Recorded information ::

+ + + + + + +

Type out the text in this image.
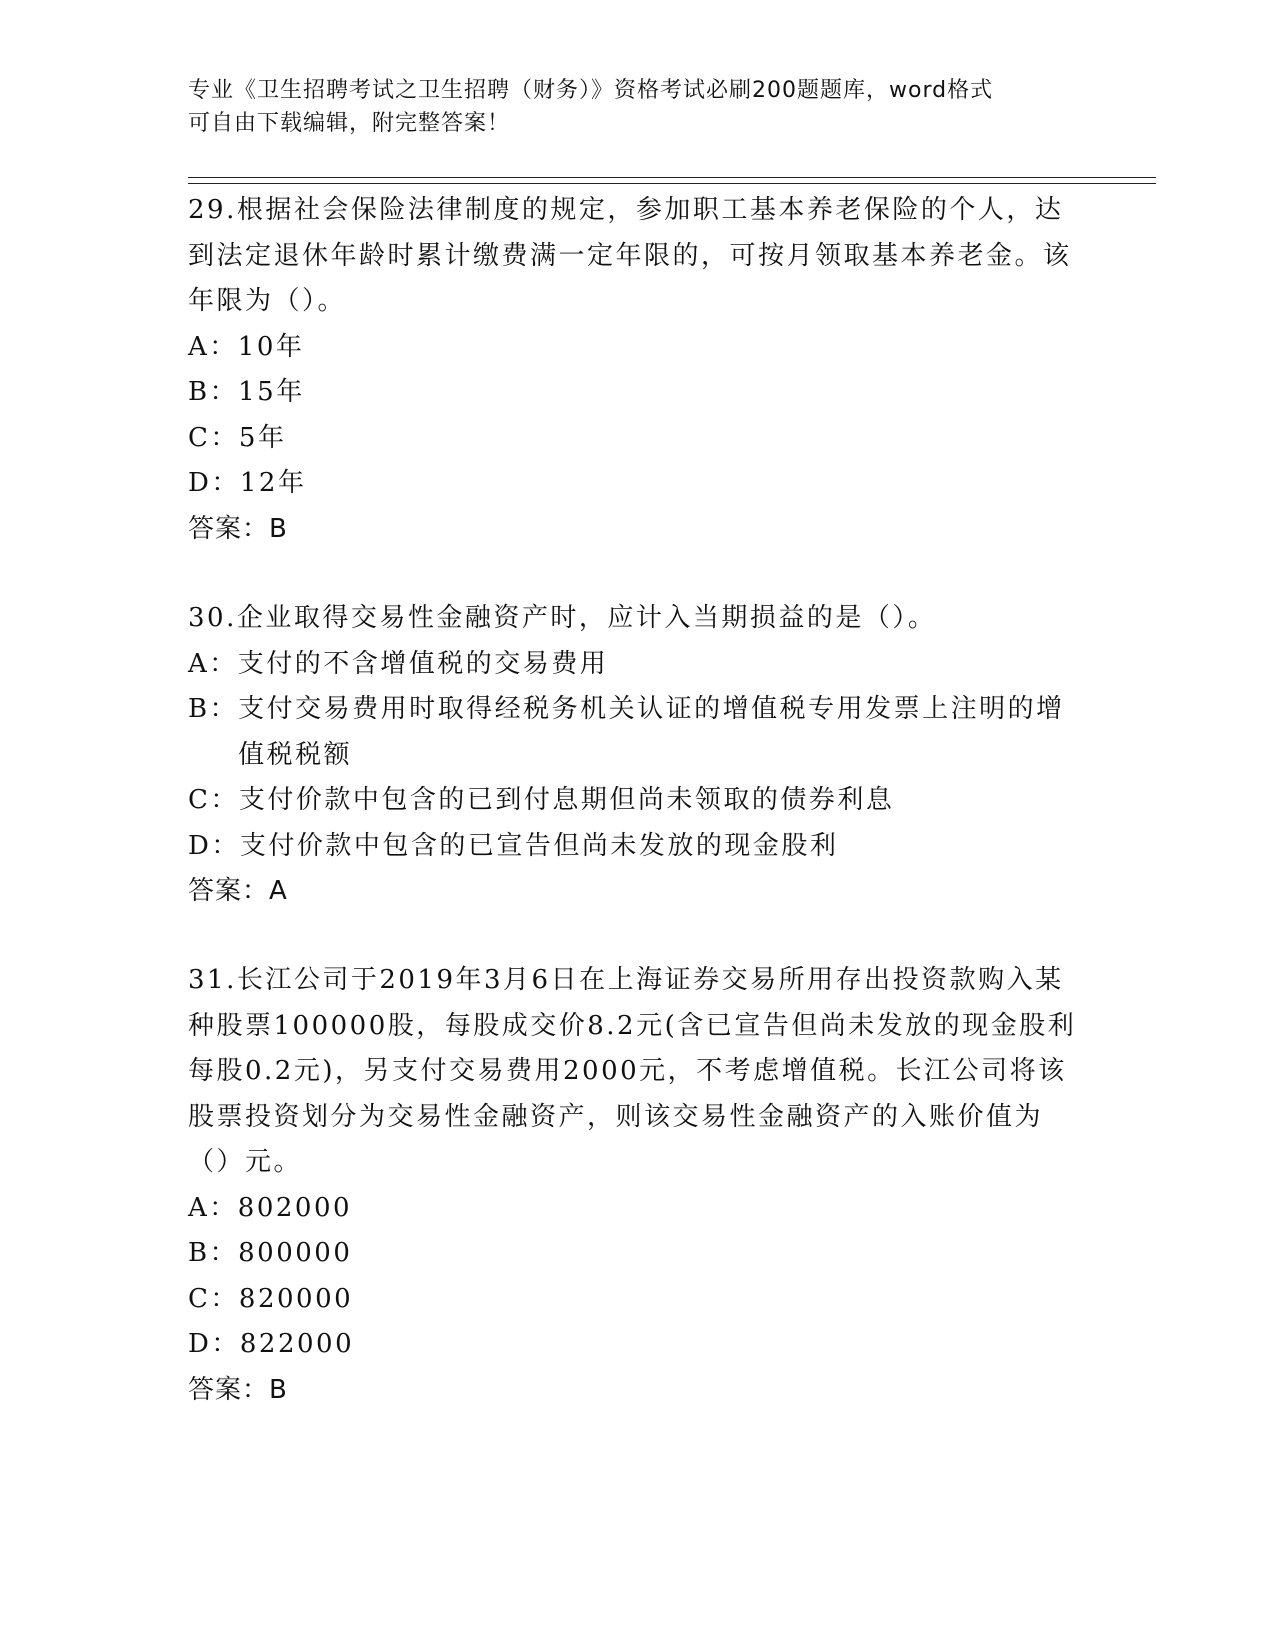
专业《卫生招聘考试之卫生招聘（财务）》资格考试必刷200题题库，word格式
可自由下载编辑，附完整答案！

29.根据社会保险法律制度的规定，参加职工基本养老保险的个人，达到法定退休年龄时累计缴费满一定年限的，可按月领取基本养老金。该年限为（）。

A： 10年

B： 15年

C： 5年

D： 12年

答案：B

30.企业取得交易性金融资产时，应计入当期损益的是（）。

A： 支付的不含增值税的交易费用

B： 支付交易费用时取得经税务机关认证的增值税专用发票上注明的增值税税额

C： 支付价款中包含的已到付息期但尚未领取的债券利息

D： 支付价款中包含的已宣告但尚未发放的现金股利

答案：A

31.长江公司于2019年3月6日在上海证券交易所用存出投资款购入某种股票100000股，每股成交价8.2元(含已宣告但尚未发放的现金股利每股0.2元)，另支付交易费用2000元，不考虑增值税。长江公司将该股票投资划分为交易性金融资产，则该交易性金融资产的入账价值为（）元。

A： 802000

B： 800000

C： 820000

D： 822000

答案：B
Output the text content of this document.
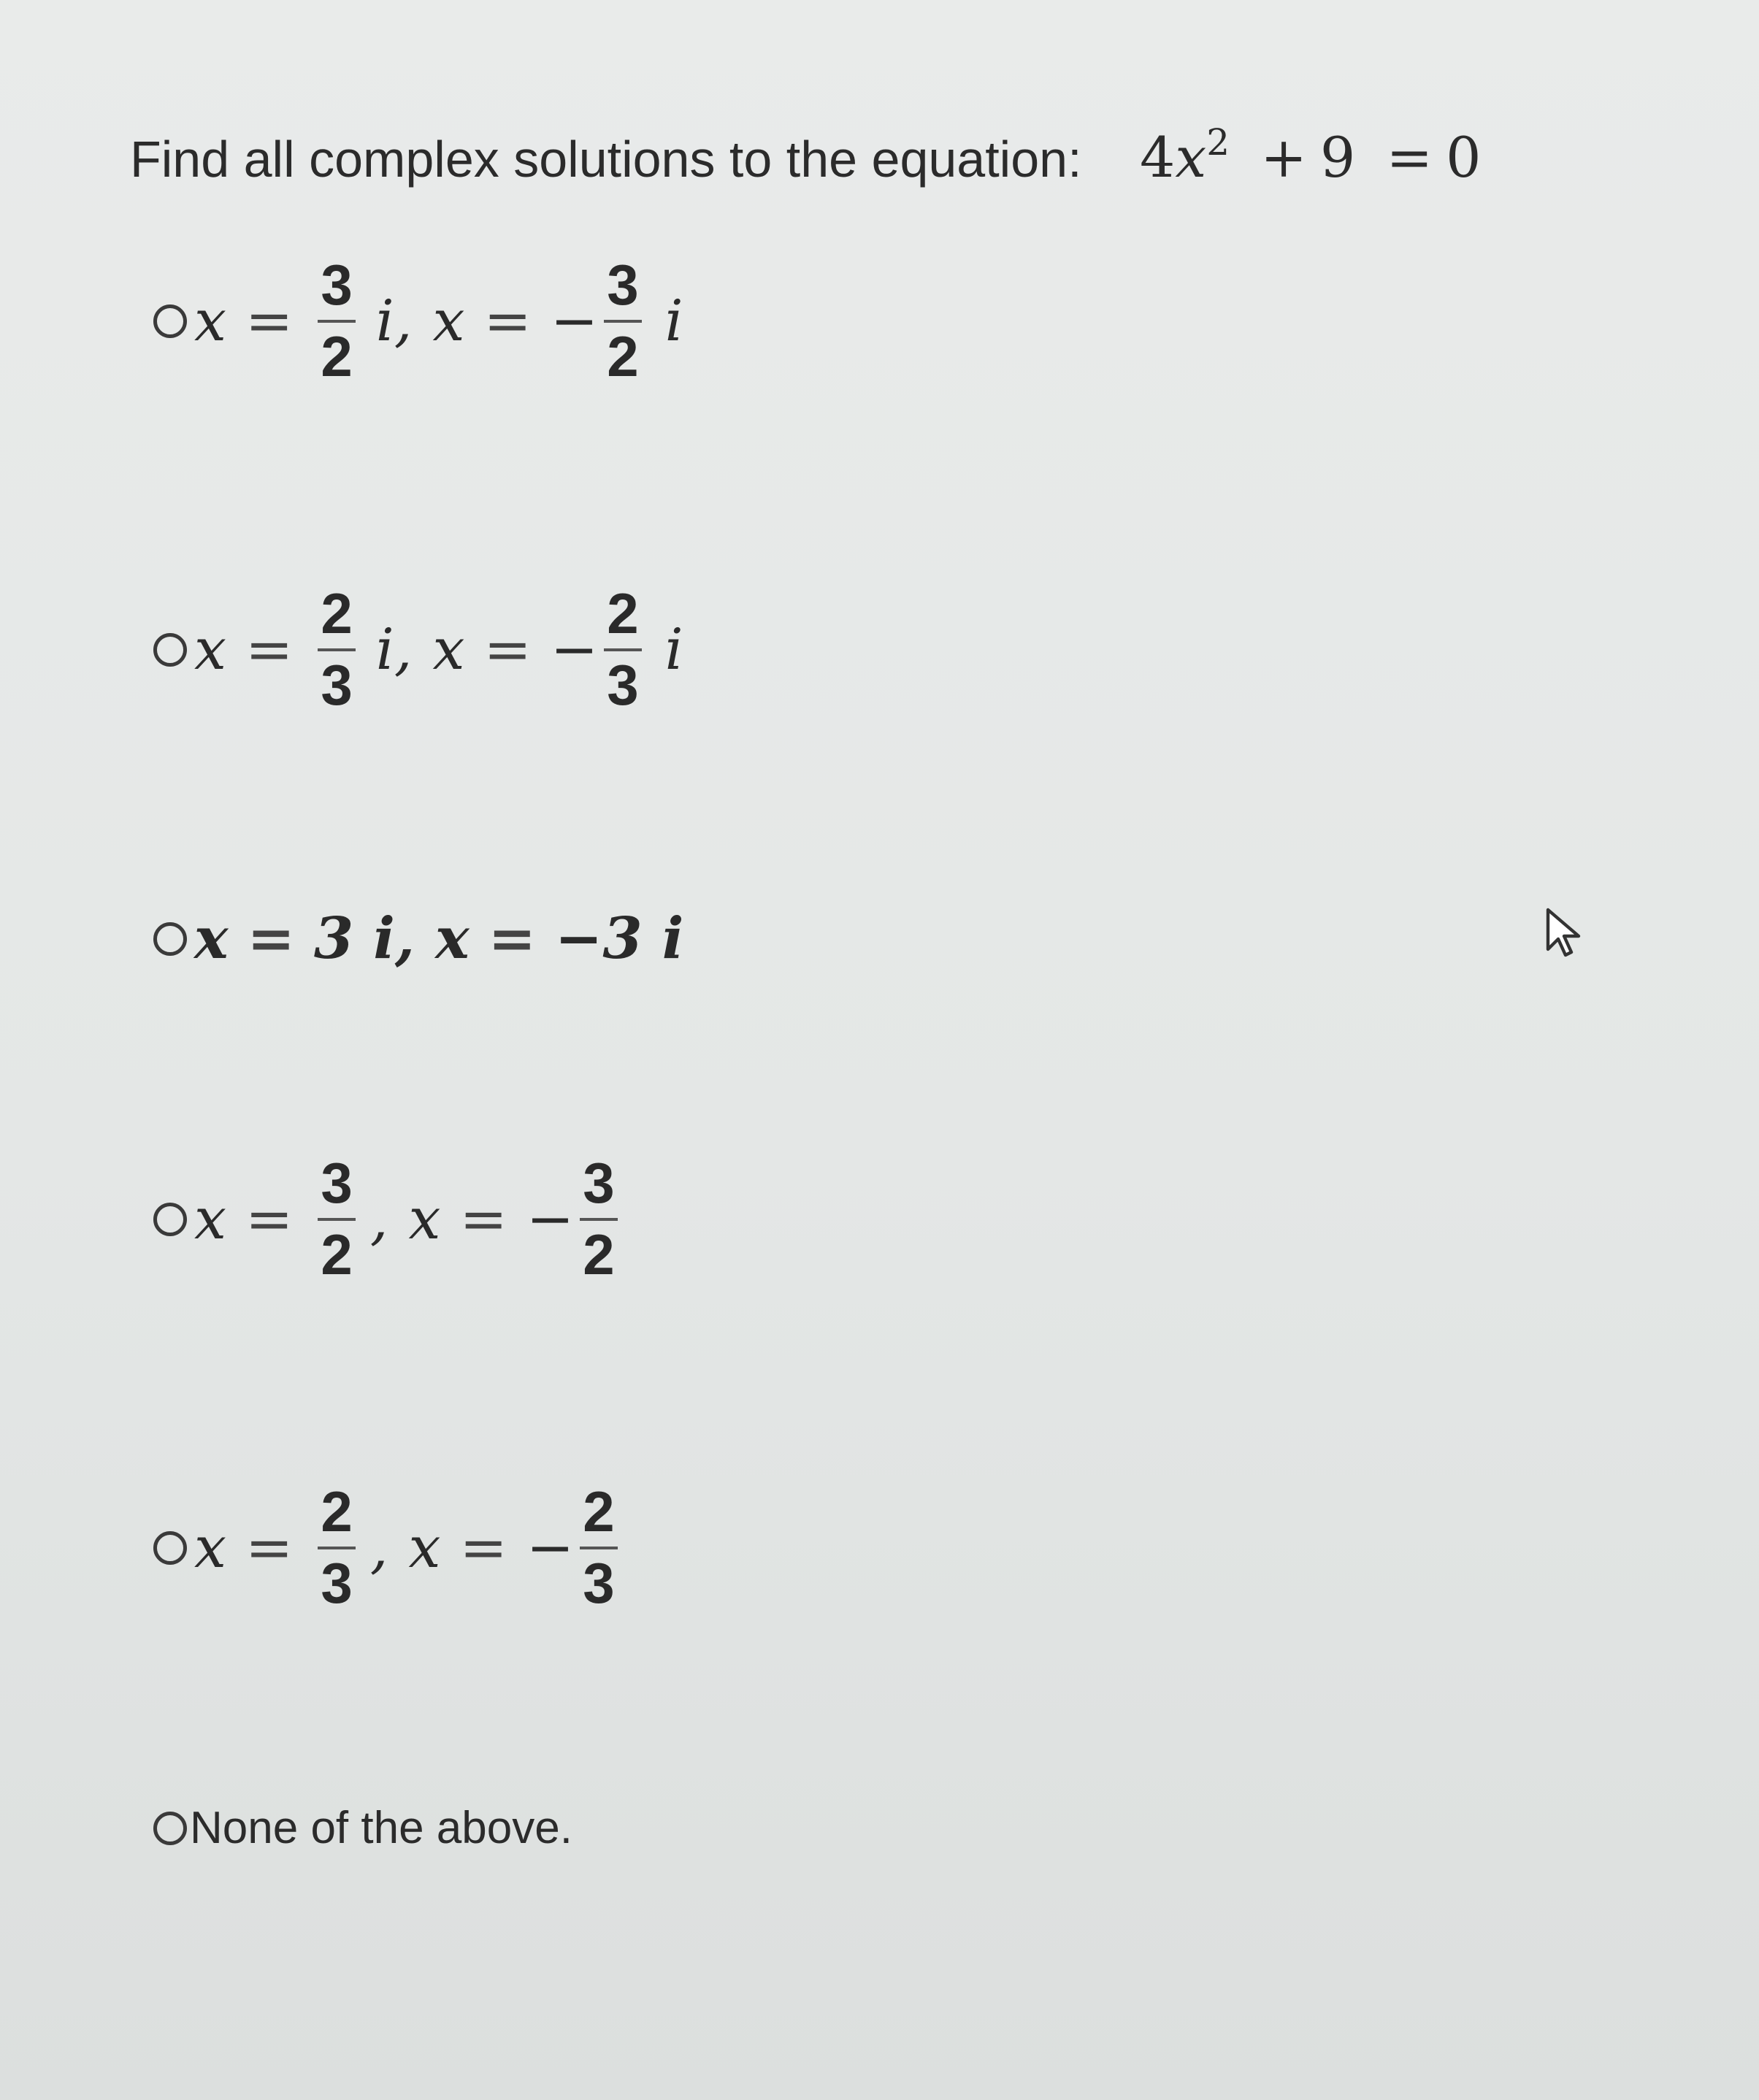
Find all complex solutions to the equation: $4x^2 + 9 = 0$
$x = \frac{3}{2} i$, x = − $\frac{3}{2}$ i
$x = \frac{2}{3} i$, x = − $\frac{2}{3}$ i
x = 3 i, x = −3 i
$x = \frac{3}{2}$ , x = − $\frac{3}{2}$
$x = \frac{2}{3}$ , x = − $\frac{2}{3}$
None of the above.
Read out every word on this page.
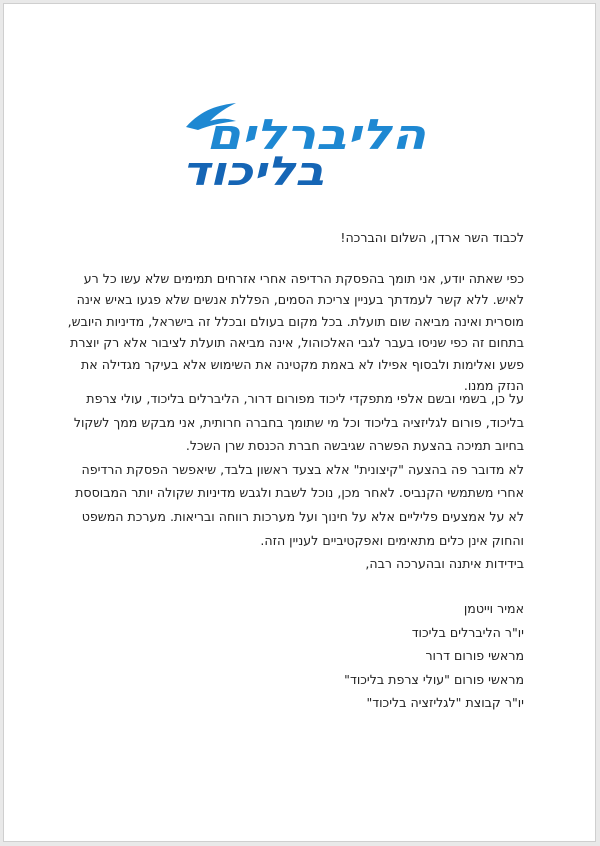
הליברלים
בליכוד
לכבוד השר ארדן, השלום והברכה!
כפי שאתה יודע, אני תומך בהפסקת הרדיפה אחרי אזרחים תמימים שלא עשו כל רע
לאיש. ללא קשר לעמדתך בעניין צריכת הסמים, הפללת אנשים שלא פגעו באיש אינה
מוסרית ואינה מביאה שום תועלת. בכל מקום בעולם ובכלל זה בישראל, מדיניות היובש,
בתחום זה כפי שניסו בעבר לגבי האלכוהול, אינה מביאה תועלת לציבור אלא רק יוצרת
פשע ואלימות ולבסוף אפילו לא באמת מקטינה את השימוש אלא בעיקר מגדילה את
הנזק ממנו.
על כן, בשמי ובשם אלפי מתפקדי ליכוד מפורום דרור, הליברלים בליכוד, עולי צרפת
בליכוד, פורום לגליזציה בליכוד וכל מי שתומך בחברה חרותית, אני מבקש ממך לשקול
בחיוב תמיכה בהצעת הפשרה שגיבשה חברת הכנסת שרן השכל.
לא מדובר פה בהצעה "קיצונית" אלא בצעד ראשון בלבד, שיאפשר הפסקת הרדיפה
אחרי משתמשי הקנביס. לאחר מכן, נוכל לשבת ולגבש מדיניות שקולה יותר המבוססת
לא על אמצעים פליליים אלא על חינוך ועל מערכות רווחה ובריאות. מערכת המשפט
והחוק אינן כלים מתאימים ואפקטיביים לעניין הזה.
בידידות איתנה ובהערכה רבה,
אמיר וייטמן
יו"ר הליברלים בליכוד
מראשי פורום דרור
מראשי פורום "עולי צרפת בליכוד"
יו"ר קבוצת "לגליזציה בליכוד"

+ + + + + + +

Exercise aim ::
Lines of the listing that contain the word "מביאה" are to be counted; report only their number.

Answer ::
2